[REQUEST]
Scan the data below for the string "Rundschreiben". Copy every line where it appears.

[ENTRIES SUPPLIED]
+===+
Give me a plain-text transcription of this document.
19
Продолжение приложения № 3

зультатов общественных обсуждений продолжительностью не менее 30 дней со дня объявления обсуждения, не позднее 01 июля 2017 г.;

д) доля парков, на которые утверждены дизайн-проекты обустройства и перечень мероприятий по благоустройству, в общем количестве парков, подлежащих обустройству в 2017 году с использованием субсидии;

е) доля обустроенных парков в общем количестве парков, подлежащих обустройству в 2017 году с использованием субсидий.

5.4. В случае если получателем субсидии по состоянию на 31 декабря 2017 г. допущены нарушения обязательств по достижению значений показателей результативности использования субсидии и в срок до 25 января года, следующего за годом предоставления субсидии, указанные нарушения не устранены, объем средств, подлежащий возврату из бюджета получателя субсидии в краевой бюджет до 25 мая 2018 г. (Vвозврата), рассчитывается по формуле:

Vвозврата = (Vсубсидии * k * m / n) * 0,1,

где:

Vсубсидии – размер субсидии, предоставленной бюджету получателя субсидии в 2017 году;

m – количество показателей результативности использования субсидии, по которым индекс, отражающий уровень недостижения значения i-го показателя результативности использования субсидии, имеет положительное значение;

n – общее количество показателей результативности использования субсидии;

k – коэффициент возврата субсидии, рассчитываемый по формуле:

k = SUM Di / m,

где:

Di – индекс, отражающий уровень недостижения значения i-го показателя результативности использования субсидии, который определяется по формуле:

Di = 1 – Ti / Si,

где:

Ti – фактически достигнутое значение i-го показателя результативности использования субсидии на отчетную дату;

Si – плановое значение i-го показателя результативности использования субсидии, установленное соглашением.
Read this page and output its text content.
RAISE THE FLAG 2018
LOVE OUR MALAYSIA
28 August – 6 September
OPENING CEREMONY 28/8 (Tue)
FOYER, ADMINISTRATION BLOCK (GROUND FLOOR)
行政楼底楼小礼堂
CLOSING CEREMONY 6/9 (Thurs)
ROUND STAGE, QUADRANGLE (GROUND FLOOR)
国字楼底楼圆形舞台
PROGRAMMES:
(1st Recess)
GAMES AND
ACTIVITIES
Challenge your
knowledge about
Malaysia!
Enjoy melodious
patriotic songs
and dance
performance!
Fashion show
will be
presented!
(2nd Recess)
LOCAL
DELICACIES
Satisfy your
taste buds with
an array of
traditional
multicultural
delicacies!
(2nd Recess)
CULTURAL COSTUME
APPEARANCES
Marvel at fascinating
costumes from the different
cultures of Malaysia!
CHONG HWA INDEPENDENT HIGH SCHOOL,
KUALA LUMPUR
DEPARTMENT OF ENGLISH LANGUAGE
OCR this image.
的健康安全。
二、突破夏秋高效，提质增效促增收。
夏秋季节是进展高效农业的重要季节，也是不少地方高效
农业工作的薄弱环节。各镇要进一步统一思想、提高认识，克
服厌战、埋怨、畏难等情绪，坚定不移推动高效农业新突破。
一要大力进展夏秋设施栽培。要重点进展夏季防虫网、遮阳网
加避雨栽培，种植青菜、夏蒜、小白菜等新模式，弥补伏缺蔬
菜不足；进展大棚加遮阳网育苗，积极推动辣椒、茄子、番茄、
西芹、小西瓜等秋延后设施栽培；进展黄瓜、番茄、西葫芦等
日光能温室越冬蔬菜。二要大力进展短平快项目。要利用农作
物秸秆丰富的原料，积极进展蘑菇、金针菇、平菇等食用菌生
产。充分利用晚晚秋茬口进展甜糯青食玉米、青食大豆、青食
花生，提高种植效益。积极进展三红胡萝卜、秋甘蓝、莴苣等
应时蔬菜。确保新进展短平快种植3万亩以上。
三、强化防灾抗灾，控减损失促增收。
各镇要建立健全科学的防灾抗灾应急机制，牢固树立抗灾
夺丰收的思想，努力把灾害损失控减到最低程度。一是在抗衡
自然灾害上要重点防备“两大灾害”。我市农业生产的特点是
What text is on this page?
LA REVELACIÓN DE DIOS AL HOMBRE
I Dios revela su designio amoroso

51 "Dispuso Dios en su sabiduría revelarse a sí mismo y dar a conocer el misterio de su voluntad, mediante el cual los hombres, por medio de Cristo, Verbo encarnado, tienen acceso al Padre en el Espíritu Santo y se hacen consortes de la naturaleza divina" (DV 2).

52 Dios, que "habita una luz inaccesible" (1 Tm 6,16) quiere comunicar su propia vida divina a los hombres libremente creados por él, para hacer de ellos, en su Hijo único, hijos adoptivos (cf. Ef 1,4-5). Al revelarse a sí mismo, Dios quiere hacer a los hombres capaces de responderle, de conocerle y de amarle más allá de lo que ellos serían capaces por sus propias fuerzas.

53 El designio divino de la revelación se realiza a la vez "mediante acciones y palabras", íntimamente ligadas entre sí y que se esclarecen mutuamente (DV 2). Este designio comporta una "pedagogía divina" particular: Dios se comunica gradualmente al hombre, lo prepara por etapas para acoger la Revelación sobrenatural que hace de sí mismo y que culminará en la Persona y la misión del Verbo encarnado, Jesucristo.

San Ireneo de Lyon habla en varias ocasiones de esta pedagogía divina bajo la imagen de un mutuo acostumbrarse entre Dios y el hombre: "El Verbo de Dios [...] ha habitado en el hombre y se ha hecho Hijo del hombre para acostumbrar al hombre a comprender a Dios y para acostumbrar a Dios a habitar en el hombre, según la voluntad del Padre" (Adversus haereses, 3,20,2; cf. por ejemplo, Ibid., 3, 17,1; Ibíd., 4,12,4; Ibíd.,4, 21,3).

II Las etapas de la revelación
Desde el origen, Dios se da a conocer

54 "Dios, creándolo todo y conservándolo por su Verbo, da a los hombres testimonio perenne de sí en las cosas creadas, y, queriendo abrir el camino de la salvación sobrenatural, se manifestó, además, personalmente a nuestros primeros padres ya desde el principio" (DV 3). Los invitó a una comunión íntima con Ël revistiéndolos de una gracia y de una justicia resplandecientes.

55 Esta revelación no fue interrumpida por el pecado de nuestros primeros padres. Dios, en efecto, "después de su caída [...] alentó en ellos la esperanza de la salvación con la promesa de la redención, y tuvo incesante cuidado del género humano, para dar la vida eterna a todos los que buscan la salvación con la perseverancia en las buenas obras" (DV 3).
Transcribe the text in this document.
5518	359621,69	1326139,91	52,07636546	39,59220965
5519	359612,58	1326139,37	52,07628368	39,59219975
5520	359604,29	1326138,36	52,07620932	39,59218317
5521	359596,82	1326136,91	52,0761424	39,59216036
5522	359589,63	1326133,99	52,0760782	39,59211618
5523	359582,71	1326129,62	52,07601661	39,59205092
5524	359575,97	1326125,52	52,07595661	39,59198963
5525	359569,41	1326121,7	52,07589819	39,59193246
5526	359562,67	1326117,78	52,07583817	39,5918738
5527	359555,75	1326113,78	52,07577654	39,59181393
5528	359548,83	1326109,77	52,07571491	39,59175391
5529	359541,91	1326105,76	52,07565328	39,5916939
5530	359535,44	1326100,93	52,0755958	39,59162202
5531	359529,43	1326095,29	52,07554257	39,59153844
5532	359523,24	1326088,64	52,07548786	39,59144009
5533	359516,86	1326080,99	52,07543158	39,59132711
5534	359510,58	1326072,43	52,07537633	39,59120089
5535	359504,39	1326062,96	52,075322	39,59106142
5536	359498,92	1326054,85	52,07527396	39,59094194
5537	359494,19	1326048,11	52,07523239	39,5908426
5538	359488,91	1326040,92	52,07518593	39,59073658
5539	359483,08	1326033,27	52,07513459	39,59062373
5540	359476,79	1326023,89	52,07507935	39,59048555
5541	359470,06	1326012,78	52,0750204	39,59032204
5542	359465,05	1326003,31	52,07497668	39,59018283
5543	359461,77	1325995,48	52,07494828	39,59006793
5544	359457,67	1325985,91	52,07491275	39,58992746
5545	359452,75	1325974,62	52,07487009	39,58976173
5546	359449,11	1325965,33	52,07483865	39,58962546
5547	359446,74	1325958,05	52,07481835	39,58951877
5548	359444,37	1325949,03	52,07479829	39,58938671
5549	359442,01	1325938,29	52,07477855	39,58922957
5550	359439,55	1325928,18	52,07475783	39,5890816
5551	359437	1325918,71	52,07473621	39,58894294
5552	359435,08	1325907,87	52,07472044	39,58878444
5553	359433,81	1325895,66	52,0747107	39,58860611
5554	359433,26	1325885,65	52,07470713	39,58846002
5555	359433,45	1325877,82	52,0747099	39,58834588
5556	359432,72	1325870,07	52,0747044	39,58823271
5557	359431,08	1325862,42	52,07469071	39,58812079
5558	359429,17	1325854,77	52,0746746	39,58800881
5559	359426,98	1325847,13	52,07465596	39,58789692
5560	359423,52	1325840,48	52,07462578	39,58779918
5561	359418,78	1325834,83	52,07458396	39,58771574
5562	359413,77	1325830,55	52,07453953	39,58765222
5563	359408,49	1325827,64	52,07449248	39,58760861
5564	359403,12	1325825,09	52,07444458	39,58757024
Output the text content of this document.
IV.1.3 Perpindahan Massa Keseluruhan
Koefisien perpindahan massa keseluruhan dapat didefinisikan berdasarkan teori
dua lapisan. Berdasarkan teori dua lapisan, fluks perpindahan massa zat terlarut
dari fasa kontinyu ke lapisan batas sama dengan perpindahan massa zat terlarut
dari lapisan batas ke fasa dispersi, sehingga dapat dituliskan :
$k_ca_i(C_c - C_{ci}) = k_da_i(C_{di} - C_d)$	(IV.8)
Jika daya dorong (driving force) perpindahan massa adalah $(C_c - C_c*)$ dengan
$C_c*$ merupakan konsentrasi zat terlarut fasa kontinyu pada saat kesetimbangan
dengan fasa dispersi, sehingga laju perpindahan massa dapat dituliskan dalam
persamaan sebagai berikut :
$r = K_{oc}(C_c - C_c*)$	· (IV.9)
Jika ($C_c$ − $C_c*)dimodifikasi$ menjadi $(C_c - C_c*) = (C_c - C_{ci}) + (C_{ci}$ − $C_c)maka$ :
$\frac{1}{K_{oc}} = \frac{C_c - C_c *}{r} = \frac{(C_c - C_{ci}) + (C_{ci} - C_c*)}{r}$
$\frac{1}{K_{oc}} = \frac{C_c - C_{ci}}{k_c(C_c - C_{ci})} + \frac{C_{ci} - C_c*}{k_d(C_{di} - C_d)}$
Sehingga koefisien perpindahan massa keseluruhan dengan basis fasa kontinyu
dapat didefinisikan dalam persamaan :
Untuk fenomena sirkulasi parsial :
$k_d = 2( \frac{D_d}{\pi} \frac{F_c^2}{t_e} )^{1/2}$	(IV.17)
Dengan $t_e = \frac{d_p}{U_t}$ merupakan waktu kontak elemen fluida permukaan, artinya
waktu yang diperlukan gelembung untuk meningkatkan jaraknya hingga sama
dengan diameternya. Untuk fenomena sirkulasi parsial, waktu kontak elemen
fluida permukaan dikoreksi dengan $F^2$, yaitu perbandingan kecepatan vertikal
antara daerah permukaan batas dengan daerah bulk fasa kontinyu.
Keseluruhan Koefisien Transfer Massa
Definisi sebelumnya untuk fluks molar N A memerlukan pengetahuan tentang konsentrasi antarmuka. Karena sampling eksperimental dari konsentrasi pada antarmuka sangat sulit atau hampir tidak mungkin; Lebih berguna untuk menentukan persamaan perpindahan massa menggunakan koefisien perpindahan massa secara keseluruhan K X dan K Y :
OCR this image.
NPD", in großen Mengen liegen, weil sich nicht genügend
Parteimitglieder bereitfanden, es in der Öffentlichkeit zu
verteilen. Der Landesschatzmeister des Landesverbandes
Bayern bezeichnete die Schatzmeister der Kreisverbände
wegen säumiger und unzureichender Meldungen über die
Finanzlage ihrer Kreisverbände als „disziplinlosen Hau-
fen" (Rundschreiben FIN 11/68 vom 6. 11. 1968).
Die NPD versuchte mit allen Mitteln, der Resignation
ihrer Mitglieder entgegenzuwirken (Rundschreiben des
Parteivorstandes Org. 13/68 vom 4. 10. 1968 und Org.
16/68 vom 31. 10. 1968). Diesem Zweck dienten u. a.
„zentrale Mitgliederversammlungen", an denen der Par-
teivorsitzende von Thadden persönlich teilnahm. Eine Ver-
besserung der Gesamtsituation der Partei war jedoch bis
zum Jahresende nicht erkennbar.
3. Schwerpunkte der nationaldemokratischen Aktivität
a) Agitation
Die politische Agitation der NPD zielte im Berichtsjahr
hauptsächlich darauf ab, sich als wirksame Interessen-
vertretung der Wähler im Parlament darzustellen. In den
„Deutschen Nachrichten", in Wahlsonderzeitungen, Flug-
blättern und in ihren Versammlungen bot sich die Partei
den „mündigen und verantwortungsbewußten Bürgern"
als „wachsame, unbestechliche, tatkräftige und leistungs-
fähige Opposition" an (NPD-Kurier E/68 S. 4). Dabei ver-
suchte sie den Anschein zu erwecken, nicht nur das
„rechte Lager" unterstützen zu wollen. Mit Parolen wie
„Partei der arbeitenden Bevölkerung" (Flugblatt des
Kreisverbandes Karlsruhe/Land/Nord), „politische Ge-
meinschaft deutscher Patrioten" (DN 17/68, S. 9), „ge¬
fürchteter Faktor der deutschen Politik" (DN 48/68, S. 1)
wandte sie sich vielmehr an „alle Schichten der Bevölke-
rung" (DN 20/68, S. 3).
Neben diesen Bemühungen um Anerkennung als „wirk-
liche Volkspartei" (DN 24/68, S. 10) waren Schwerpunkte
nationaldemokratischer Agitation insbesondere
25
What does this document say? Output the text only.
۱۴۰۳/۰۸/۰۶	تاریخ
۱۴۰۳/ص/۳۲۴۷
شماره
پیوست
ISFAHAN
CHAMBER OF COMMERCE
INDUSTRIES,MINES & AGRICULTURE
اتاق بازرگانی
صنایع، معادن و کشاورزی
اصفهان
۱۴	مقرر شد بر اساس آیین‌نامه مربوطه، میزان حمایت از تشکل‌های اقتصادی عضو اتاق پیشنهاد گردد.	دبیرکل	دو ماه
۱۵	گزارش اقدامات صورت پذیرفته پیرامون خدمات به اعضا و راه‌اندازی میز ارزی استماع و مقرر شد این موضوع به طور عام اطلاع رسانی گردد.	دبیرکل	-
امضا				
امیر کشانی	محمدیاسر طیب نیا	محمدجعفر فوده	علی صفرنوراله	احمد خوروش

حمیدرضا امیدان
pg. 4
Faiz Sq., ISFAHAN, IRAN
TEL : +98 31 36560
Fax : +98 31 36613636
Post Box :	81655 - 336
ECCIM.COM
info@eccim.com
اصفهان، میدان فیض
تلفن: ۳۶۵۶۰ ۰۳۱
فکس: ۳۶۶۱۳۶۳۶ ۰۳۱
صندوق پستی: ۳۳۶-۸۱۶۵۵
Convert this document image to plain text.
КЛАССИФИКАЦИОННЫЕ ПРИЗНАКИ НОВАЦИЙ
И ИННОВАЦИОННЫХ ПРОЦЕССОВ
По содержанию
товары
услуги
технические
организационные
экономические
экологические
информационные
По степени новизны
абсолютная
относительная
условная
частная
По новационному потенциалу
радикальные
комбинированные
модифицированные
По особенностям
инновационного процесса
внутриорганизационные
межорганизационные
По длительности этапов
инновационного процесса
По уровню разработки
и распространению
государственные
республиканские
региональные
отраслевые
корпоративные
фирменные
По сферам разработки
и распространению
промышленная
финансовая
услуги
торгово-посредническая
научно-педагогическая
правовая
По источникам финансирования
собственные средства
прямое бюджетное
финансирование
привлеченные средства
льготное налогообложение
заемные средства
+===+
[EXERCISE ANSWER]
fen" (Rundschreiben FIN 11/68 vom 6. 11. 1968).
ihrer Mitglieder entgegenzuwirken (Rundschreiben des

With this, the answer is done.